## START Data excerpts

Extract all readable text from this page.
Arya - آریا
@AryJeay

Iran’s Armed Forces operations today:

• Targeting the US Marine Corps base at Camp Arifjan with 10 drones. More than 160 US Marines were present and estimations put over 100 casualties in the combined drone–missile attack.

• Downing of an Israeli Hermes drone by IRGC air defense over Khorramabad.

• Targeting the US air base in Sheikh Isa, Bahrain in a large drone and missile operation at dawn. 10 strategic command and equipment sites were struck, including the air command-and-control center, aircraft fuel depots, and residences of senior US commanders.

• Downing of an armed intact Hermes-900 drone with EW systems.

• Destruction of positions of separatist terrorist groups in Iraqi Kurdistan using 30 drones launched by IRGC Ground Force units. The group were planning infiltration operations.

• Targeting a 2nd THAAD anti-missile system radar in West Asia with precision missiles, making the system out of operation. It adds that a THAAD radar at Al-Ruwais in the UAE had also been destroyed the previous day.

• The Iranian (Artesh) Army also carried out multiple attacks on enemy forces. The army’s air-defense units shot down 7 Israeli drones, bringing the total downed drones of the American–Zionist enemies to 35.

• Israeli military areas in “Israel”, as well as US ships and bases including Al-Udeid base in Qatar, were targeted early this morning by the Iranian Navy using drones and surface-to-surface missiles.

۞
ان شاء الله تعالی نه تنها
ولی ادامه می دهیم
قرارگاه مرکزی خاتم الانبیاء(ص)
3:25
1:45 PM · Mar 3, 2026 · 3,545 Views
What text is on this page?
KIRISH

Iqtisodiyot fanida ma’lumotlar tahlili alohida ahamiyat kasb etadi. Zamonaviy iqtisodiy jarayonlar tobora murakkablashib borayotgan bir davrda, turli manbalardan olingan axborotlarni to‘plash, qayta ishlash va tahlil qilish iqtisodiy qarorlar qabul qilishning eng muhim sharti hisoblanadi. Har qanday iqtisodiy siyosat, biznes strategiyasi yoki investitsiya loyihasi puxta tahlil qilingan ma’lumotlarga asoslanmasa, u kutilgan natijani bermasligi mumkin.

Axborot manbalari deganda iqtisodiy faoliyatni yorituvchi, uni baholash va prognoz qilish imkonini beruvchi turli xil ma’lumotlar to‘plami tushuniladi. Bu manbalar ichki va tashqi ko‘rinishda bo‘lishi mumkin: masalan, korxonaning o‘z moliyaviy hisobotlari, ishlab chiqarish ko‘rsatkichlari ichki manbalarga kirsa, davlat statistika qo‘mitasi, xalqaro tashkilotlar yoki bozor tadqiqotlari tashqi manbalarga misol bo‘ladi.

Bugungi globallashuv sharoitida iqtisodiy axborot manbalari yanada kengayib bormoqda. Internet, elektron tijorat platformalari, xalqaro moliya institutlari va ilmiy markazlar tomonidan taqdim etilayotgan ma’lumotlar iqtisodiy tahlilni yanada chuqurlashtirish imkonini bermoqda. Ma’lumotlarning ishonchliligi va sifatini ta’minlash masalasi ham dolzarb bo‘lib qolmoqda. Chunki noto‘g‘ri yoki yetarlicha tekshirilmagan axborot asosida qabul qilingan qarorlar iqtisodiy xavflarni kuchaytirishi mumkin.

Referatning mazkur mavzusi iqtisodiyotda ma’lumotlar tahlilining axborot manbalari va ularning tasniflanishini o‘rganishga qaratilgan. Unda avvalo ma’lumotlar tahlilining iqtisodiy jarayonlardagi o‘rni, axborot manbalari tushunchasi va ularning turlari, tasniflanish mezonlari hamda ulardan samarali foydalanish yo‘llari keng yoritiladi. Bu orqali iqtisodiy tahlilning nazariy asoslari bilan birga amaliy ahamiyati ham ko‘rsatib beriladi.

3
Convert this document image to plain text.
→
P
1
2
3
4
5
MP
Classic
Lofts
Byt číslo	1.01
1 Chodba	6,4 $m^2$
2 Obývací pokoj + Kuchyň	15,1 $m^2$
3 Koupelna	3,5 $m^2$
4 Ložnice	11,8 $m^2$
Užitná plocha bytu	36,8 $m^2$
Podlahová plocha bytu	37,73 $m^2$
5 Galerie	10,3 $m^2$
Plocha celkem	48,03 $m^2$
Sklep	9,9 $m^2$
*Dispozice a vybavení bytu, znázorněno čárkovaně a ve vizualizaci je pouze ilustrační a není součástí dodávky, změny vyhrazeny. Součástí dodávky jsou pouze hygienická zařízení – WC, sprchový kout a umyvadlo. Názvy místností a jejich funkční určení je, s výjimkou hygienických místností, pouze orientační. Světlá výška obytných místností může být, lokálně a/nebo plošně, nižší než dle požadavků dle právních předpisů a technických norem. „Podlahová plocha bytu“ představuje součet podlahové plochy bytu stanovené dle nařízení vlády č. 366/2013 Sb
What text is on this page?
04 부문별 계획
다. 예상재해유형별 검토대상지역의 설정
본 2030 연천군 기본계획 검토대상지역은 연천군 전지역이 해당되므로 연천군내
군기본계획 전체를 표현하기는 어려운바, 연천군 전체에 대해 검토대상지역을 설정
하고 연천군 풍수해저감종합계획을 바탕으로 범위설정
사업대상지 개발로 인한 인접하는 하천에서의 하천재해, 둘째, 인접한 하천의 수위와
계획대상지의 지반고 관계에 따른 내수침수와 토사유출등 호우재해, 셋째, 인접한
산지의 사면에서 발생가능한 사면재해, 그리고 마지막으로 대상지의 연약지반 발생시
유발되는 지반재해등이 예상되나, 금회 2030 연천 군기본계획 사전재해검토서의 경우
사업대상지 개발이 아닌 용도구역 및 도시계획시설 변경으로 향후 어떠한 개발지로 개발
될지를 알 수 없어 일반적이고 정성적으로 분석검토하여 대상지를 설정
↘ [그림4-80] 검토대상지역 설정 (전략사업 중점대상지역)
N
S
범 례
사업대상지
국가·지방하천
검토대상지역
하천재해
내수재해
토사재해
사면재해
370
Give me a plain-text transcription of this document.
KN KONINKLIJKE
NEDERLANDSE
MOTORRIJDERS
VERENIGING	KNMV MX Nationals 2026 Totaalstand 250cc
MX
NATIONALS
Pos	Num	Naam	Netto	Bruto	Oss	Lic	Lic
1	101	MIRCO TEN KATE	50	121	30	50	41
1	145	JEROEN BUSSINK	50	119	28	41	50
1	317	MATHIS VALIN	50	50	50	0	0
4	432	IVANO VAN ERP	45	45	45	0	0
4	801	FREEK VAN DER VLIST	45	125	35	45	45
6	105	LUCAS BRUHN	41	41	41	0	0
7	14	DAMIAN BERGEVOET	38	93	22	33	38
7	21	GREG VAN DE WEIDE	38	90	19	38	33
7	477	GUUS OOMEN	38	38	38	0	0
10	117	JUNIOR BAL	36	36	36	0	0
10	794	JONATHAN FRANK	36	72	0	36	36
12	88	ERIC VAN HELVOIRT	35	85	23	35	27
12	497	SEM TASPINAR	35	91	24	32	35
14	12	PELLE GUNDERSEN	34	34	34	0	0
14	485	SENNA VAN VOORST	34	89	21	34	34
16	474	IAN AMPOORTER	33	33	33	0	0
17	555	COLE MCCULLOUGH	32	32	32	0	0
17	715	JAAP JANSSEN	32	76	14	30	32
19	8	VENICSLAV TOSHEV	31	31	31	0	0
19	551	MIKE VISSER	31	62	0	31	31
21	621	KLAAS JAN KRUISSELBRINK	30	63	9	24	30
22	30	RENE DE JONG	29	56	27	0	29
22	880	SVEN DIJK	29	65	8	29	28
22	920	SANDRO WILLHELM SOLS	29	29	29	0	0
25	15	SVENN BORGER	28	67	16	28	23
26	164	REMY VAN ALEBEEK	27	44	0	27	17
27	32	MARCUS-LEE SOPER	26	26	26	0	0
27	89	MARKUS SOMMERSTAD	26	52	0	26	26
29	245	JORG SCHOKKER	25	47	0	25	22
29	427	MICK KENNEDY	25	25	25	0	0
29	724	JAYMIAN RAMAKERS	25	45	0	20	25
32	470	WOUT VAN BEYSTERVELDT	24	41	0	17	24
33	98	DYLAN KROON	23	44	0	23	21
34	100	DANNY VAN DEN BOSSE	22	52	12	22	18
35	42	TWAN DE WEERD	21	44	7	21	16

## END Data excerpts

[Written exercise]: Say how many lines have the string "Iranian" in them, offering no words beyond the number.

[Task response]: 2